What this task involves:
Show every row below that contains the string "program".

Provided material:
--- Begin ---

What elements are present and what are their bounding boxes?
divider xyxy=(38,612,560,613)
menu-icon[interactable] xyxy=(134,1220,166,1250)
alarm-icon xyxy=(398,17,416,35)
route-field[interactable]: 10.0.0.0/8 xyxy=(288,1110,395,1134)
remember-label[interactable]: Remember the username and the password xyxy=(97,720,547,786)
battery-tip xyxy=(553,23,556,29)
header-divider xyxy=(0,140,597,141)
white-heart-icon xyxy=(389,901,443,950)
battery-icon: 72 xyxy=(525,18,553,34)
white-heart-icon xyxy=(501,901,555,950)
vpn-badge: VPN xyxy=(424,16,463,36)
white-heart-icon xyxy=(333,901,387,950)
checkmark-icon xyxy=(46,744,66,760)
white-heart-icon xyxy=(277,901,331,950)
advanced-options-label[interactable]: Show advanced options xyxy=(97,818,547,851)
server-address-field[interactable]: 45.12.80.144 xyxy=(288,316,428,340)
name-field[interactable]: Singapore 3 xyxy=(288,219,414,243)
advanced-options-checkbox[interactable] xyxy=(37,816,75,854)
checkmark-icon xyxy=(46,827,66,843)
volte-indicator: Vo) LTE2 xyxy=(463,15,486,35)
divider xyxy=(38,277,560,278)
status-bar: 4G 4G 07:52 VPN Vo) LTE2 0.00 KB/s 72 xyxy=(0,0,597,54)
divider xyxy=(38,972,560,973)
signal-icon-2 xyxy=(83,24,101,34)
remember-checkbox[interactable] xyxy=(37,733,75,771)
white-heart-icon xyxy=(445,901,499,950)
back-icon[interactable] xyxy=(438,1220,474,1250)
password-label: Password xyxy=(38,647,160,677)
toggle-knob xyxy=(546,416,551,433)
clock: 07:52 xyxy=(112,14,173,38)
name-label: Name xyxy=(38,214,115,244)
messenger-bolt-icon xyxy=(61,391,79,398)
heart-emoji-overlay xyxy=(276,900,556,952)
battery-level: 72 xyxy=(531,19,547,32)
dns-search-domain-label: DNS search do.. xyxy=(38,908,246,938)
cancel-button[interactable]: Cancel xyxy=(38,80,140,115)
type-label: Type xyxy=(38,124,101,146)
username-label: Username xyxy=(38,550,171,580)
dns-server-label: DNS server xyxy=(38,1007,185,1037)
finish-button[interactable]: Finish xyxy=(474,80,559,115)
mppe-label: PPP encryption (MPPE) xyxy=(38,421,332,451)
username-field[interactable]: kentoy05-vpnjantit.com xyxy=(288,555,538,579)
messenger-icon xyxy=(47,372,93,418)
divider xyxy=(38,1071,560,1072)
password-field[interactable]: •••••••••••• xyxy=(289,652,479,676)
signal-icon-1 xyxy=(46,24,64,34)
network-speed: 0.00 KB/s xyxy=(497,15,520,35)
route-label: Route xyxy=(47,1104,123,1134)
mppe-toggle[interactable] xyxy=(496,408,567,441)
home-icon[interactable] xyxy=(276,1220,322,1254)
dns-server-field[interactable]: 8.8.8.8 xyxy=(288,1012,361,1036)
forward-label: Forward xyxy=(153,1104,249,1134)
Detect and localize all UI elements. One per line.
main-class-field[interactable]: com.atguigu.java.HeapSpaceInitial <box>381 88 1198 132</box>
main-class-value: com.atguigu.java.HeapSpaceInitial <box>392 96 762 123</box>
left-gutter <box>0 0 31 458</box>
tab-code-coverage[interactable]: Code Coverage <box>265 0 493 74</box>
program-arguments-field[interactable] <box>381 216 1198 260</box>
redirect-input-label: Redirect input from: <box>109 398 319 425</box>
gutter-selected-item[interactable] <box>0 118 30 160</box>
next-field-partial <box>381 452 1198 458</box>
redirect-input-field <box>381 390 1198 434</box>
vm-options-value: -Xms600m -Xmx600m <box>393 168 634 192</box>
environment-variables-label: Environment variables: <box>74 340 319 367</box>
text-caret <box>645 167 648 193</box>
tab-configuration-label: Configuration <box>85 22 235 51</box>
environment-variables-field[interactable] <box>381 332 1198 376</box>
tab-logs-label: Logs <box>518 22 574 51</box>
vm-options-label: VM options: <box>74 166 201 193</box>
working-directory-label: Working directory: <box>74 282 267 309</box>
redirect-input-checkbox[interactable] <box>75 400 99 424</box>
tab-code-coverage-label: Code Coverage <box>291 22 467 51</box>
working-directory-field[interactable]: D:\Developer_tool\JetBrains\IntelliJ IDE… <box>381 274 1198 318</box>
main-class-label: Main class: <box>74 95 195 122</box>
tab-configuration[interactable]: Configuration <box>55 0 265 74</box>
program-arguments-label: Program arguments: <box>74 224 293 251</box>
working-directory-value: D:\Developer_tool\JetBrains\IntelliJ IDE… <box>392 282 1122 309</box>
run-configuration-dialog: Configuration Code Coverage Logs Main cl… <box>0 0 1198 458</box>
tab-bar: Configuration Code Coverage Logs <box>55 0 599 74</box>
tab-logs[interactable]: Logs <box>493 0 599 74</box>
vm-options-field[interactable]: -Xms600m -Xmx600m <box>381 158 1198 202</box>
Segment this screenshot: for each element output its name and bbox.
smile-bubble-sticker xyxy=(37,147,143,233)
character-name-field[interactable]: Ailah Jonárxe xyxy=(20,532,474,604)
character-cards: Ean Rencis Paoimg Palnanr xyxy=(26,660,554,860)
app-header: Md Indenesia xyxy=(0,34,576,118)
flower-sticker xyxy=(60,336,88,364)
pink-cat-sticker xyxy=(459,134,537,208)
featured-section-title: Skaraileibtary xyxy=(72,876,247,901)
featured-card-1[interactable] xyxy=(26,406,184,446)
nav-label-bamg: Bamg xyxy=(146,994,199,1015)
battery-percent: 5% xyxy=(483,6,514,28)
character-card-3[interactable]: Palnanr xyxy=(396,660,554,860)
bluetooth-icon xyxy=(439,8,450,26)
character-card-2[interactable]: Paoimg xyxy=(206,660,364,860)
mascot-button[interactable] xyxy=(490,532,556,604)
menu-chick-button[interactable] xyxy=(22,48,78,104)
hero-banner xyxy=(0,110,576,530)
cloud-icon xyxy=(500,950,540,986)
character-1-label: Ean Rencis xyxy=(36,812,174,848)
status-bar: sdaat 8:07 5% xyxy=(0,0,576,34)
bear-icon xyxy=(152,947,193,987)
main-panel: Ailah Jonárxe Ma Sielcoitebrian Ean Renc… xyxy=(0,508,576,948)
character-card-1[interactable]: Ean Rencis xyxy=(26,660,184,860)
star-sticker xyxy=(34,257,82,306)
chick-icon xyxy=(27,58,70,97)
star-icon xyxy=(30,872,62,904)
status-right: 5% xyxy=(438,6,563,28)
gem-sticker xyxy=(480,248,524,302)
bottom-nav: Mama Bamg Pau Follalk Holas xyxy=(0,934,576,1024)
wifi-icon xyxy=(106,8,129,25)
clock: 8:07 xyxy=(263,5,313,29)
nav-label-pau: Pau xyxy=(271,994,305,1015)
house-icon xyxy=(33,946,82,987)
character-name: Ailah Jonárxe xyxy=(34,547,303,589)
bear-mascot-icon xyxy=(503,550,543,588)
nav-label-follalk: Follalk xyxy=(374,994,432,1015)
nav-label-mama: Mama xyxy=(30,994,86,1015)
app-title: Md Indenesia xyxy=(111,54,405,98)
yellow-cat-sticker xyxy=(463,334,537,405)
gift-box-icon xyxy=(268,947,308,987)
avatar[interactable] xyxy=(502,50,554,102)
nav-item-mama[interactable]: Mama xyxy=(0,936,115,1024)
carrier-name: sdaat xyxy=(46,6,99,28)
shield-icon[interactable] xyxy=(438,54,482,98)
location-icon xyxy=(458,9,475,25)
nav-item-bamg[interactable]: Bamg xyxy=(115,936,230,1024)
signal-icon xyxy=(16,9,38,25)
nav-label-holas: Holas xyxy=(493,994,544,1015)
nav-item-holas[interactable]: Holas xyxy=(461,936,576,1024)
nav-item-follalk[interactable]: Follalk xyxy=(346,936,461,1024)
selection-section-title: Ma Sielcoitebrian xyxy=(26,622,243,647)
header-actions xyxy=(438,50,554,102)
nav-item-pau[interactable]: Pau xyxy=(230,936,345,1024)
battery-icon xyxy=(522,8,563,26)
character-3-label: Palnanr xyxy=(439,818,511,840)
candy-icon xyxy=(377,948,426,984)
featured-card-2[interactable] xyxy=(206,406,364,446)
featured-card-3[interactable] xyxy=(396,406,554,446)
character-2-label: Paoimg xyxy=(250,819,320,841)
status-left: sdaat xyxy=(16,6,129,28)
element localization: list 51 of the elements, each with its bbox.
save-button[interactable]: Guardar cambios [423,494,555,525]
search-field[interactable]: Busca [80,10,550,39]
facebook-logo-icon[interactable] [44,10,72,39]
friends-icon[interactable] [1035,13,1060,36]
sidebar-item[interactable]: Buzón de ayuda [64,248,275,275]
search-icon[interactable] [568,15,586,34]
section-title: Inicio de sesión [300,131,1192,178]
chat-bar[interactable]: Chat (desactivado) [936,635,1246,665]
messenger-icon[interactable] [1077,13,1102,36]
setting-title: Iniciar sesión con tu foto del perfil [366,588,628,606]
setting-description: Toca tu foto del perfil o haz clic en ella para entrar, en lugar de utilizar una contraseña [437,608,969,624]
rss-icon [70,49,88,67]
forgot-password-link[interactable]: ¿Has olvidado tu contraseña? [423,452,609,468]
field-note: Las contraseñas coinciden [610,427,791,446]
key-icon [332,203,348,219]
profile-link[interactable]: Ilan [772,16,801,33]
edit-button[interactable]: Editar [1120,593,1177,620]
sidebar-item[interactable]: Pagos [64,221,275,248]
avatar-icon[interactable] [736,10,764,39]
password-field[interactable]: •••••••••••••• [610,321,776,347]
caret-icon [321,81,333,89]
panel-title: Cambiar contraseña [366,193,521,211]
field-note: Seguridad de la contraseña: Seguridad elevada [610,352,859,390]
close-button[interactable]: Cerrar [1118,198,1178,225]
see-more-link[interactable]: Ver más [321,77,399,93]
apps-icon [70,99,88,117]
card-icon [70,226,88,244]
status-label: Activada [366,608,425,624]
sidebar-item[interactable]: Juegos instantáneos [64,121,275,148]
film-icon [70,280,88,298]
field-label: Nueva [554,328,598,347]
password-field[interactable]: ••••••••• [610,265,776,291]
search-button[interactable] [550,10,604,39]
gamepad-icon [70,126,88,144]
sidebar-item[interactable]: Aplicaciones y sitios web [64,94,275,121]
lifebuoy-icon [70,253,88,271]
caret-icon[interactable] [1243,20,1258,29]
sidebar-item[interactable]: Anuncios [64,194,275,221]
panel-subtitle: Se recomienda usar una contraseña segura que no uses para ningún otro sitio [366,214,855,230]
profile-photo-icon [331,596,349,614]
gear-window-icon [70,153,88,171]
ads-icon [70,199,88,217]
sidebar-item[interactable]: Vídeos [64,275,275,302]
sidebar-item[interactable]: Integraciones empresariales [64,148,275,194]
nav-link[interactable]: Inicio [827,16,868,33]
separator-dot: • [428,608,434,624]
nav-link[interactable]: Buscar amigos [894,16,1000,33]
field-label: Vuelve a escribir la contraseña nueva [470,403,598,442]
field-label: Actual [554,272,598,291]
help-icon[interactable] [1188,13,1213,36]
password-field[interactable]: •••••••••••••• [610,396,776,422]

--- End ---

Final answer:
program-arguments-field[interactable] <box>381 216 1198 260</box>
program-arguments-label: Program arguments: <box>74 224 293 251</box>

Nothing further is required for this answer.